WHAT TO DO: Locate each line containing the string "Logical" and copy it out.

=== INPUT MATERIAL ===

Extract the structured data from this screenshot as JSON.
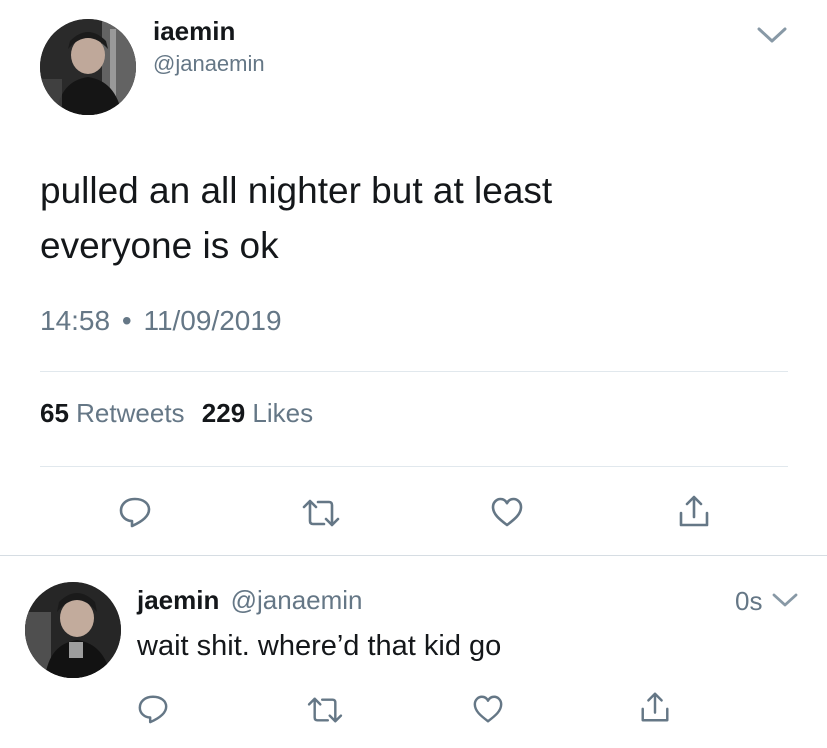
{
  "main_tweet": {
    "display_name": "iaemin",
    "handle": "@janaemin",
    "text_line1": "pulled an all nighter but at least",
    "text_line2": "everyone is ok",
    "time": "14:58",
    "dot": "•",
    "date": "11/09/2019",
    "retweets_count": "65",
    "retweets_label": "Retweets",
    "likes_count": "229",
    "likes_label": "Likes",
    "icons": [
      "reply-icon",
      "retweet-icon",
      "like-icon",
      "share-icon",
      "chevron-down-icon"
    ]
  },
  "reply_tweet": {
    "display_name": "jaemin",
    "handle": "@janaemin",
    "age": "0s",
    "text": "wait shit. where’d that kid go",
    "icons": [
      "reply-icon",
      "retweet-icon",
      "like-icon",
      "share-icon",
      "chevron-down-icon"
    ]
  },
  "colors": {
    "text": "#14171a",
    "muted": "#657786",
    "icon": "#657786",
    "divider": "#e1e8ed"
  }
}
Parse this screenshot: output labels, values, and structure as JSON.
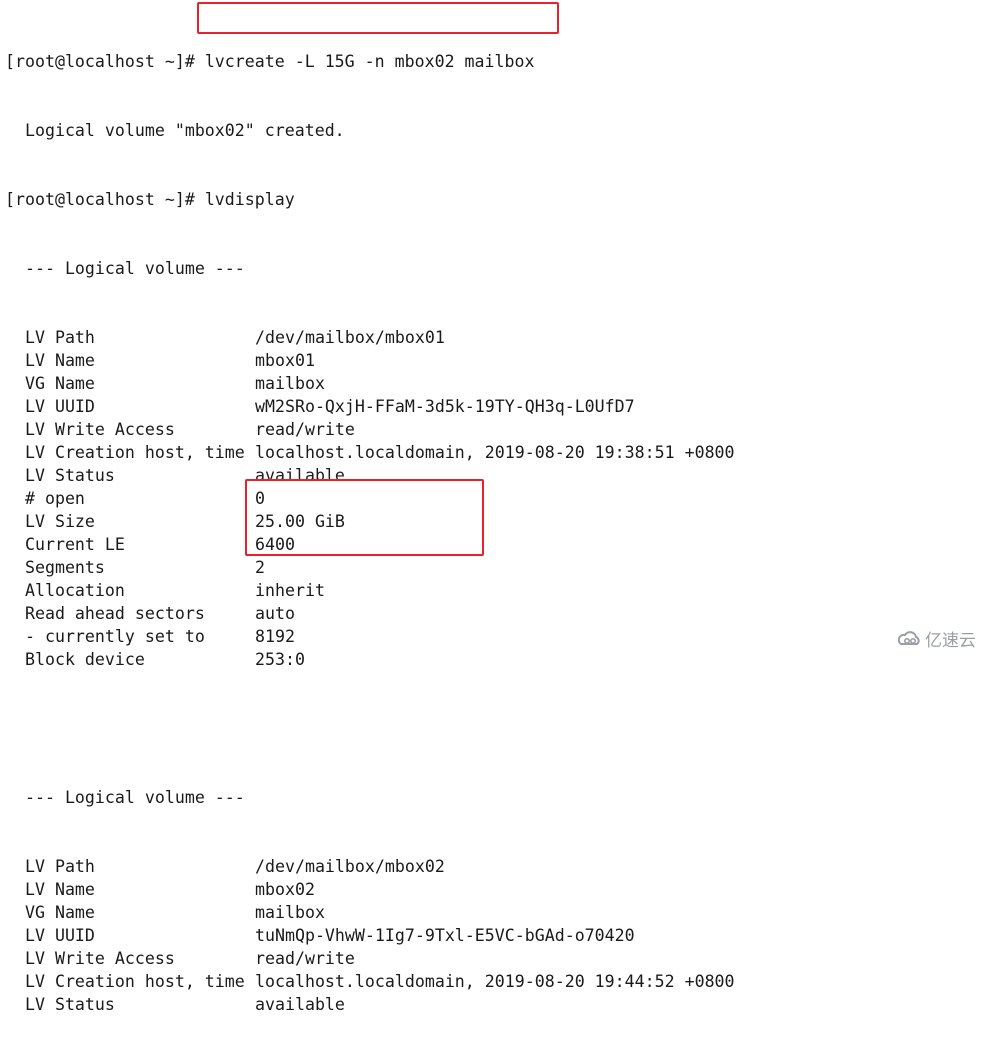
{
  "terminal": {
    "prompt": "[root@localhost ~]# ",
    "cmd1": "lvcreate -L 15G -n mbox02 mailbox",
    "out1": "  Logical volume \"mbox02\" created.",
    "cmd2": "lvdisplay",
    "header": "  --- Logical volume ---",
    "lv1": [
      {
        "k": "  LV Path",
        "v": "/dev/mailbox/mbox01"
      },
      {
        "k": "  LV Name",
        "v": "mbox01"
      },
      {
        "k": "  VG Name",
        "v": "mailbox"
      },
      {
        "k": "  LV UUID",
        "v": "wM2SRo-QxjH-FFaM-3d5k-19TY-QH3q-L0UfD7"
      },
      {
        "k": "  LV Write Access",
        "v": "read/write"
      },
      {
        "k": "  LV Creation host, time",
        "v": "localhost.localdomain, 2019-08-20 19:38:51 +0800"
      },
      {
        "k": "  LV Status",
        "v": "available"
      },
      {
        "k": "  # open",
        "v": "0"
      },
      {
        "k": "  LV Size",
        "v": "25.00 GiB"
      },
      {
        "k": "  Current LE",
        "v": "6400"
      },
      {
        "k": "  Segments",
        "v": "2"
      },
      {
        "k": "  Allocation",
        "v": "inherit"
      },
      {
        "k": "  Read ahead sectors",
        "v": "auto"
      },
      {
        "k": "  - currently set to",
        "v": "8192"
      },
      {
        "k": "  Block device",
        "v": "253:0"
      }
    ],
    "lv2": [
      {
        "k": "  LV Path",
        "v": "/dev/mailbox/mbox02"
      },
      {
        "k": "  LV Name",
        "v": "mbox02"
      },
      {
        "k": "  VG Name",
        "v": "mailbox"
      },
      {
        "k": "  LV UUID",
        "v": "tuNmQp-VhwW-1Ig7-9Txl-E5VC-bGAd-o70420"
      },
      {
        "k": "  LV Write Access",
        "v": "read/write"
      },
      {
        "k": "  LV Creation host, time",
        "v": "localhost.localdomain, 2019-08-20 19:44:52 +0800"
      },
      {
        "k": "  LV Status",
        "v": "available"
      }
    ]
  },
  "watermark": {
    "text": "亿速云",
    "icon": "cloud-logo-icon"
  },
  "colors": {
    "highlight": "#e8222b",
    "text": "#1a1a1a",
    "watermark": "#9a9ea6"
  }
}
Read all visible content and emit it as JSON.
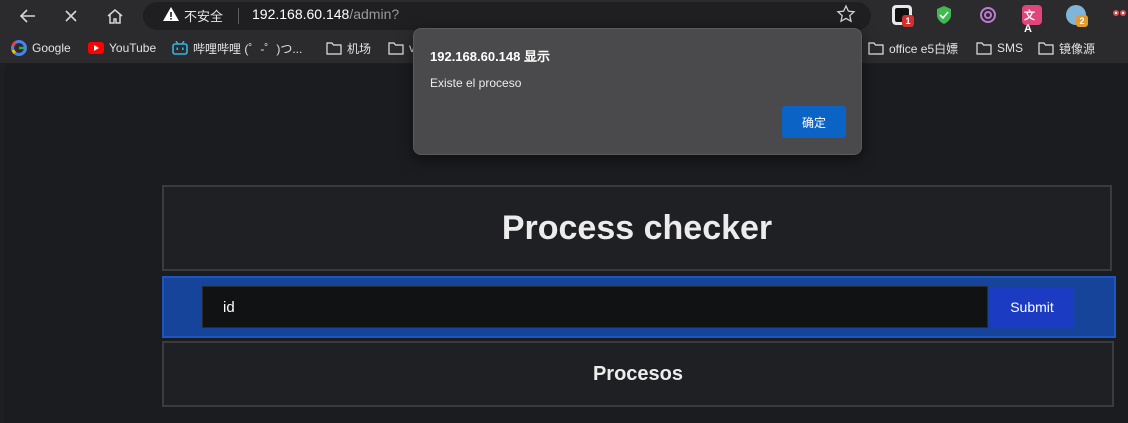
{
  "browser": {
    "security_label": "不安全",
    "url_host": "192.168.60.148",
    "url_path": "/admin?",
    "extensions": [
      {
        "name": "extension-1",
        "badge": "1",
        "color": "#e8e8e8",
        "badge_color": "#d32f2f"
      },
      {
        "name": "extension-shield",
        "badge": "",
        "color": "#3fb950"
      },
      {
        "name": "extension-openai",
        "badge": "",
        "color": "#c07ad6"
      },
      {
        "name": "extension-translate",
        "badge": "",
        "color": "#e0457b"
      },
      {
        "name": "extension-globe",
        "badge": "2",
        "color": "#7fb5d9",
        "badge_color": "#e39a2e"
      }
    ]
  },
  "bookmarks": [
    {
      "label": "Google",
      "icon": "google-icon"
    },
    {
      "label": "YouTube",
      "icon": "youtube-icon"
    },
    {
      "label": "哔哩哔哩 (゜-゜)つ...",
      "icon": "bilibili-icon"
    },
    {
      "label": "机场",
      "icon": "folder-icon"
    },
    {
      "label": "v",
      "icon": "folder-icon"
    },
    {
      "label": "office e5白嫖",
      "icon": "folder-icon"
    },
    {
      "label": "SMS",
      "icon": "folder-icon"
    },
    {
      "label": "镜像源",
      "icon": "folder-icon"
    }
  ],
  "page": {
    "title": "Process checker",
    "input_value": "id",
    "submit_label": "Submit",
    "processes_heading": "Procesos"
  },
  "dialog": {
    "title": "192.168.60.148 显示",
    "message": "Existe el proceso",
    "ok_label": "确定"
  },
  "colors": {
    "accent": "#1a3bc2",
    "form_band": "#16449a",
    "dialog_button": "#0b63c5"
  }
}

===

TASK SOLUTION:
    "out1": "  Logical volume \"mbox02\" created.",
    "header": "  --- Logical volume ---",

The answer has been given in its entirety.